(Records from a data collection)
-- BEGIN --

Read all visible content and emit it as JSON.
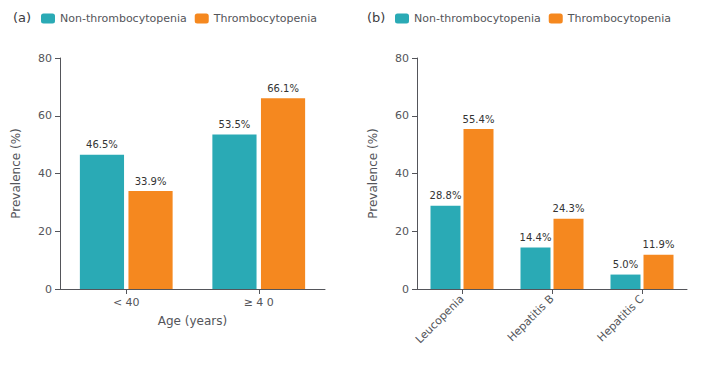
{
  "chart_data": [
    {
      "type": "bar",
      "title": "(a)",
      "categories": [
        "< 40",
        "≥ 4 0"
      ],
      "xlabel": "Age (years)",
      "ylabel": "Prevalence (%)",
      "series": [
        {
          "name": "Non-thrombocytopenia",
          "color": "#2AAAB5",
          "values": [
            46.5,
            53.5
          ],
          "value_labels": [
            "46.5%",
            "53.5%"
          ]
        },
        {
          "name": "Thrombocytopenia",
          "color": "#F5881F",
          "values": [
            33.9,
            66.1
          ],
          "value_labels": [
            "33.9%",
            "66.1%"
          ]
        }
      ],
      "ylim": [
        0,
        80
      ],
      "yticks": [
        0,
        20,
        40,
        60,
        80
      ],
      "grid": false,
      "legend": "upper left",
      "data_labels": true
    },
    {
      "type": "bar",
      "title": "(b)",
      "categories": [
        "Leucopenia",
        "Hepatitis B",
        "Hepatitis C"
      ],
      "ylabel": "Prevalence (%)",
      "series": [
        {
          "name": "Non-thrombocytopenia",
          "color": "#2AAAB5",
          "values": [
            28.8,
            14.4,
            5.0
          ],
          "value_labels": [
            "28.8%",
            "14.4%",
            "5.0%"
          ]
        },
        {
          "name": "Thrombocytopenia",
          "color": "#F5881F",
          "values": [
            55.4,
            24.3,
            11.9
          ],
          "value_labels": [
            "55.4%",
            "24.3%",
            "11.9%"
          ]
        }
      ],
      "ylim": [
        0,
        80
      ],
      "yticks": [
        0,
        20,
        40,
        60,
        80
      ],
      "grid": false,
      "legend": "upper left",
      "data_labels": true
    }
  ]
}
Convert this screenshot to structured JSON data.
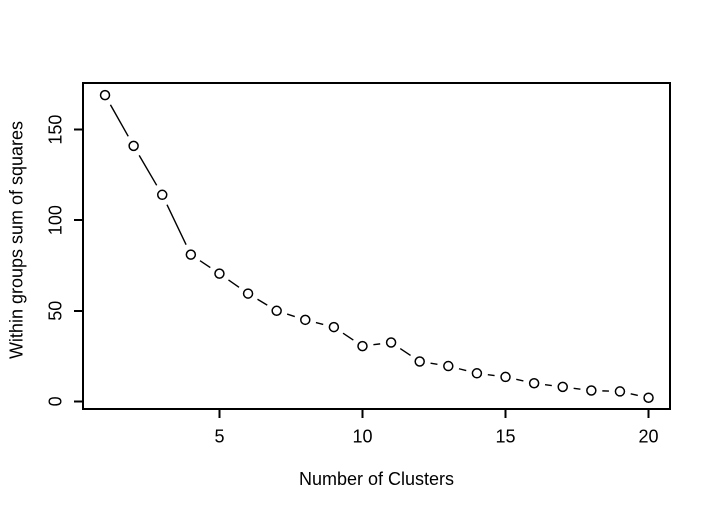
{
  "chart_data": {
    "type": "line",
    "title": "",
    "xlabel": "Number of Clusters",
    "ylabel": "Within groups sum of squares",
    "x": [
      1,
      2,
      3,
      4,
      5,
      6,
      7,
      8,
      9,
      10,
      11,
      12,
      13,
      14,
      15,
      16,
      17,
      18,
      19,
      20
    ],
    "y": [
      169,
      141,
      114,
      81,
      70.5,
      59.5,
      50,
      45,
      41,
      30.5,
      32.5,
      22,
      19.5,
      15.5,
      13.5,
      10,
      8,
      6,
      5.5,
      2
    ],
    "x_ticks": [
      5,
      10,
      15,
      20
    ],
    "y_ticks": [
      0,
      50,
      100,
      150
    ],
    "xlim": [
      0.23,
      20.75
    ],
    "ylim": [
      -4.2,
      175.7
    ],
    "marker": "open-circle",
    "line_type": "both-points-and-lines",
    "grid": false,
    "legend_position": "none",
    "colors": {
      "foreground": "#000000",
      "background": "#ffffff"
    }
  }
}
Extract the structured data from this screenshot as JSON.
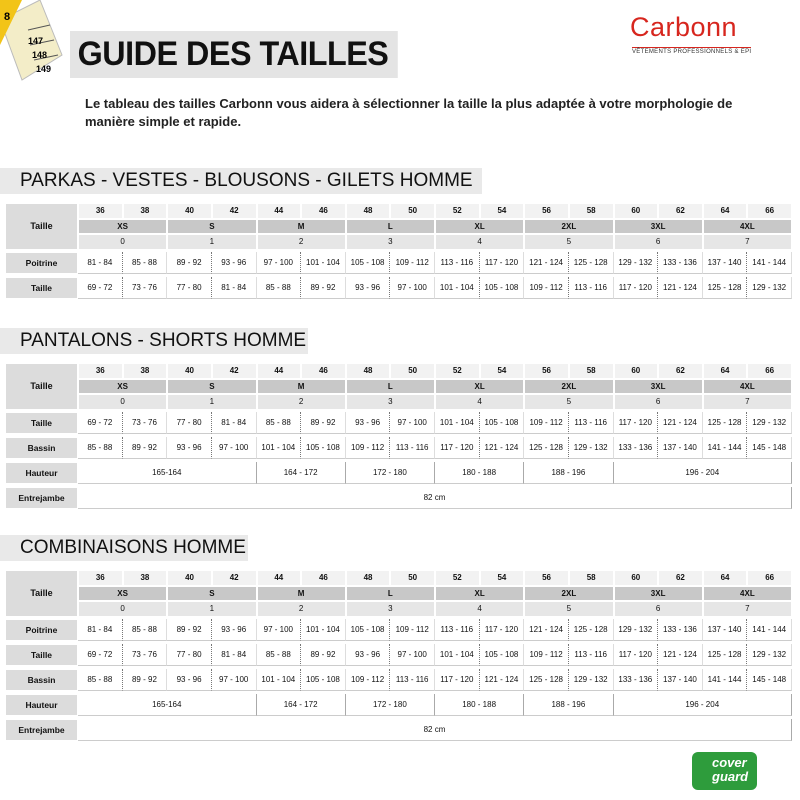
{
  "header": {
    "title": "GUIDE DES TAILLES",
    "intro": "Le tableau des tailles Carbonn vous aidera à sélectionner la taille la plus adaptée à votre morphologie de manière simple et rapide.",
    "logo": "Carbonn",
    "logo_sub": "VÊTEMENTS PROFESSIONNELS & EPI",
    "tape": [
      "8",
      "147",
      "148",
      "149"
    ]
  },
  "sections": [
    {
      "title": "PARKAS - VESTES - BLOUSONS - GILETS HOMME",
      "size_label": "Taille",
      "sizes": [
        36,
        38,
        40,
        42,
        44,
        46,
        48,
        50,
        52,
        54,
        56,
        58,
        60,
        62,
        64,
        66
      ],
      "letters": [
        "XS",
        "S",
        "M",
        "L",
        "XL",
        "2XL",
        "3XL",
        "4XL"
      ],
      "groups": [
        0,
        1,
        2,
        3,
        4,
        5,
        6,
        7
      ],
      "rows": [
        {
          "label": "Poitrine",
          "values": [
            "81 - 84",
            "85 - 88",
            "89 - 92",
            "93 - 96",
            "97 - 100",
            "101 - 104",
            "105 - 108",
            "109 - 112",
            "113 - 116",
            "117 - 120",
            "121 - 124",
            "125 - 128",
            "129 - 132",
            "133 - 136",
            "137 - 140",
            "141 - 144"
          ]
        },
        {
          "label": "Taille",
          "values": [
            "69 - 72",
            "73 - 76",
            "77 - 80",
            "81 - 84",
            "85 - 88",
            "89 - 92",
            "93 - 96",
            "97 - 100",
            "101 - 104",
            "105 - 108",
            "109 - 112",
            "113 - 116",
            "117 - 120",
            "121 - 124",
            "125 - 128",
            "129 - 132"
          ]
        }
      ]
    },
    {
      "title": "PANTALONS - SHORTS HOMME",
      "size_label": "Taille",
      "sizes": [
        36,
        38,
        40,
        42,
        44,
        46,
        48,
        50,
        52,
        54,
        56,
        58,
        60,
        62,
        64,
        66
      ],
      "letters": [
        "XS",
        "S",
        "M",
        "L",
        "XL",
        "2XL",
        "3XL",
        "4XL"
      ],
      "groups": [
        0,
        1,
        2,
        3,
        4,
        5,
        6,
        7
      ],
      "rows": [
        {
          "label": "Taille",
          "values": [
            "69 - 72",
            "73 - 76",
            "77 - 80",
            "81 - 84",
            "85 - 88",
            "89 - 92",
            "93 - 96",
            "97 - 100",
            "101 - 104",
            "105 - 108",
            "109 - 112",
            "113 - 116",
            "117 - 120",
            "121 - 124",
            "125 - 128",
            "129 - 132"
          ]
        },
        {
          "label": "Bassin",
          "values": [
            "85 - 88",
            "89 - 92",
            "93 - 96",
            "97 - 100",
            "101 - 104",
            "105 - 108",
            "109 - 112",
            "113 - 116",
            "117 - 120",
            "121 - 124",
            "125 - 128",
            "129 - 132",
            "133 - 136",
            "137 - 140",
            "141 - 144",
            "145 - 148"
          ]
        },
        {
          "label": "Hauteur",
          "cells": [
            {
              "text": "165-164",
              "span": 4
            },
            {
              "text": "164 - 172",
              "span": 2
            },
            {
              "text": "172 - 180",
              "span": 2
            },
            {
              "text": "180 - 188",
              "span": 2
            },
            {
              "text": "188 - 196",
              "span": 2
            },
            {
              "text": "196 - 204",
              "span": 4
            }
          ]
        },
        {
          "label": "Entrejambe",
          "cells": [
            {
              "text": "82 cm",
              "span": 16
            }
          ]
        }
      ]
    },
    {
      "title": "COMBINAISONS HOMME",
      "size_label": "Taille",
      "sizes": [
        36,
        38,
        40,
        42,
        44,
        46,
        48,
        50,
        52,
        54,
        56,
        58,
        60,
        62,
        64,
        66
      ],
      "letters": [
        "XS",
        "S",
        "M",
        "L",
        "XL",
        "2XL",
        "3XL",
        "4XL"
      ],
      "groups": [
        0,
        1,
        2,
        3,
        4,
        5,
        6,
        7
      ],
      "rows": [
        {
          "label": "Poitrine",
          "values": [
            "81 - 84",
            "85 - 88",
            "89 - 92",
            "93 - 96",
            "97 - 100",
            "101 - 104",
            "105 - 108",
            "109 - 112",
            "113 - 116",
            "117 - 120",
            "121 - 124",
            "125 - 128",
            "129 - 132",
            "133 - 136",
            "137 - 140",
            "141 - 144"
          ]
        },
        {
          "label": "Taille",
          "values": [
            "69 - 72",
            "73 - 76",
            "77 - 80",
            "81 - 84",
            "85 - 88",
            "89 - 92",
            "93 - 96",
            "97 - 100",
            "101 - 104",
            "105 - 108",
            "109 - 112",
            "113 - 116",
            "117 - 120",
            "121 - 124",
            "125 - 128",
            "129 - 132"
          ]
        },
        {
          "label": "Bassin",
          "values": [
            "85 - 88",
            "89 - 92",
            "93 - 96",
            "97 - 100",
            "101 - 104",
            "105 - 108",
            "109 - 112",
            "113 - 116",
            "117 - 120",
            "121 - 124",
            "125 - 128",
            "129 - 132",
            "133 - 136",
            "137 - 140",
            "141 - 144",
            "145 - 148"
          ]
        },
        {
          "label": "Hauteur",
          "cells": [
            {
              "text": "165-164",
              "span": 4
            },
            {
              "text": "164 - 172",
              "span": 2
            },
            {
              "text": "172 - 180",
              "span": 2
            },
            {
              "text": "180 - 188",
              "span": 2
            },
            {
              "text": "188 - 196",
              "span": 2
            },
            {
              "text": "196 - 204",
              "span": 4
            }
          ]
        },
        {
          "label": "Entrejambe",
          "cells": [
            {
              "text": "82 cm",
              "span": 16
            }
          ]
        }
      ]
    }
  ],
  "footer": {
    "logo_top": "cover",
    "logo_bottom": "guard"
  }
}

-- END --

Exercise aim:
Extract every line containing the string "structured" from the data above.

Exercise response:
Convert this screenshot to structured JSON data.
Extract the structured data from this screenshot as JSON.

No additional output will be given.